* **TO DO**:
Search the records that follow and extract every line containing the string "Lindsay".

•••••

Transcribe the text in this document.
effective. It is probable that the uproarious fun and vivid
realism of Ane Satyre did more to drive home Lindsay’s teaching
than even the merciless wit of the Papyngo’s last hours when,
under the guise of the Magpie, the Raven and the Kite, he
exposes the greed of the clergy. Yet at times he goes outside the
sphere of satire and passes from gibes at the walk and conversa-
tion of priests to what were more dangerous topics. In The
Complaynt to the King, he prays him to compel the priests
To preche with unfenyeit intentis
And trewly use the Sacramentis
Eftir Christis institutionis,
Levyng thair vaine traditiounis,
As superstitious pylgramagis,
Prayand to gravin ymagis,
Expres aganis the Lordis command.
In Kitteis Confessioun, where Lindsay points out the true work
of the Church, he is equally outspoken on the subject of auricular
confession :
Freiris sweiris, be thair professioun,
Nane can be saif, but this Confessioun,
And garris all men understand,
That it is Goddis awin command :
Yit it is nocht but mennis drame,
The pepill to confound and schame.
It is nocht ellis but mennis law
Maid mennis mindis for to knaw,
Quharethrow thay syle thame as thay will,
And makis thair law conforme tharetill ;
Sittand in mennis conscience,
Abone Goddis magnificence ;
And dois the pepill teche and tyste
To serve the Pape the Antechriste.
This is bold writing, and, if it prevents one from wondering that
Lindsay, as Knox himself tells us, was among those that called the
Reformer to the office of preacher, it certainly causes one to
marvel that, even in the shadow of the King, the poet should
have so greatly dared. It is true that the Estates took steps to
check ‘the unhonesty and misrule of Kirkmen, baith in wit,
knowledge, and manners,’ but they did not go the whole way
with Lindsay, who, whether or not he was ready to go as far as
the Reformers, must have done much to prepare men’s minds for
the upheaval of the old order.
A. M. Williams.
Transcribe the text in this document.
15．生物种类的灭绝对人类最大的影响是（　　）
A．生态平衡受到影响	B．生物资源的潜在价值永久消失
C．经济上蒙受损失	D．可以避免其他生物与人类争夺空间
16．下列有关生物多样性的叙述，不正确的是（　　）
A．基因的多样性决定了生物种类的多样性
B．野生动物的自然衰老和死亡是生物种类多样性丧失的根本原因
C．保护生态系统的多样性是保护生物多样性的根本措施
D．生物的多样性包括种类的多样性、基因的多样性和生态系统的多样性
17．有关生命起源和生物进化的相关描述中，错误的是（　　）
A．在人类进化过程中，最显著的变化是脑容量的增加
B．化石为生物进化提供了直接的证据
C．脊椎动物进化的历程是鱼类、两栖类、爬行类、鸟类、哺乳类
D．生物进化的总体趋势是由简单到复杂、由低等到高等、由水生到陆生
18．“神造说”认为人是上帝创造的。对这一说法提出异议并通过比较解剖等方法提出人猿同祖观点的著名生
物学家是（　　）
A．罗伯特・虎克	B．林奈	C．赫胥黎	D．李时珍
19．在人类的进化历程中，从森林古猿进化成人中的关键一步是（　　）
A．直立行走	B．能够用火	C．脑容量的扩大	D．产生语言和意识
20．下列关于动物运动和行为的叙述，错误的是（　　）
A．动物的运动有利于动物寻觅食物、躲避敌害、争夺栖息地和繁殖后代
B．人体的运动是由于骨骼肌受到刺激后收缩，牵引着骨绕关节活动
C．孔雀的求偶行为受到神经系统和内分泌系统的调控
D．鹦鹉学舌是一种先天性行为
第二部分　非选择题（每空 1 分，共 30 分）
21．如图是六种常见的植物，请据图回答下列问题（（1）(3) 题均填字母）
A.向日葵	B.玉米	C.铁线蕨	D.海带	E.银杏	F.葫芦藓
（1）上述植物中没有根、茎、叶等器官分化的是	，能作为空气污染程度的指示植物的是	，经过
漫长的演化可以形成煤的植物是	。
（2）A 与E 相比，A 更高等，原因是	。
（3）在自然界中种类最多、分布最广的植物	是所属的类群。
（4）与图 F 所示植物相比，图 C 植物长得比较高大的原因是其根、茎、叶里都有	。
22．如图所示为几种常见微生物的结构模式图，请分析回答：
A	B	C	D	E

•••••

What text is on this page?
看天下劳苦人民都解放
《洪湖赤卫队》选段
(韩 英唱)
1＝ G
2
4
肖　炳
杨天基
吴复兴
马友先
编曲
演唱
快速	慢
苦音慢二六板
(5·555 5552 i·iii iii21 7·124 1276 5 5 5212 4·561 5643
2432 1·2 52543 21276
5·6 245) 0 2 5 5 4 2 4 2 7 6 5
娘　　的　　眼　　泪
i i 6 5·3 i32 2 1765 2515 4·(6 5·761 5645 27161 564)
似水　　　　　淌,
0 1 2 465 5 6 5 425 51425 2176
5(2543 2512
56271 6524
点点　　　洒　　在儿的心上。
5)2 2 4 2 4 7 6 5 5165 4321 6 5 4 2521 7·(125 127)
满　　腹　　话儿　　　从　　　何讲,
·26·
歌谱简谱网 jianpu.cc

•••••

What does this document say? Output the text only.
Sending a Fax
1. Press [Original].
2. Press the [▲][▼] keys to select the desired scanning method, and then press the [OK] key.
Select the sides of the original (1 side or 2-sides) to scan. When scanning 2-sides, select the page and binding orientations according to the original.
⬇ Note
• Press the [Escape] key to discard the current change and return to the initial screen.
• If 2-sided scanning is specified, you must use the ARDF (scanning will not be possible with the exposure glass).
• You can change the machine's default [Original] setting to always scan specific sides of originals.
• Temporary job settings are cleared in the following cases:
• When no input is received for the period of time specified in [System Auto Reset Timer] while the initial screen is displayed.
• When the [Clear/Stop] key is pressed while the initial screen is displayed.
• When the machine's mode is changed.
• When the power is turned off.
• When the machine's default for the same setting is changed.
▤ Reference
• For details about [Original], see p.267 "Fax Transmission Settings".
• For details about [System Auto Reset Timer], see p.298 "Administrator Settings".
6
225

•••••

* **FINAL RESULT**:
realism of Ane Satyre did more to drive home Lindsay’s teaching
In Kitteis Confessioun, where Lindsay points out the true work
Lindsay, as Knox himself tells us, was among those that called the
with Lindsay, who, whether or not he was ready to go as far as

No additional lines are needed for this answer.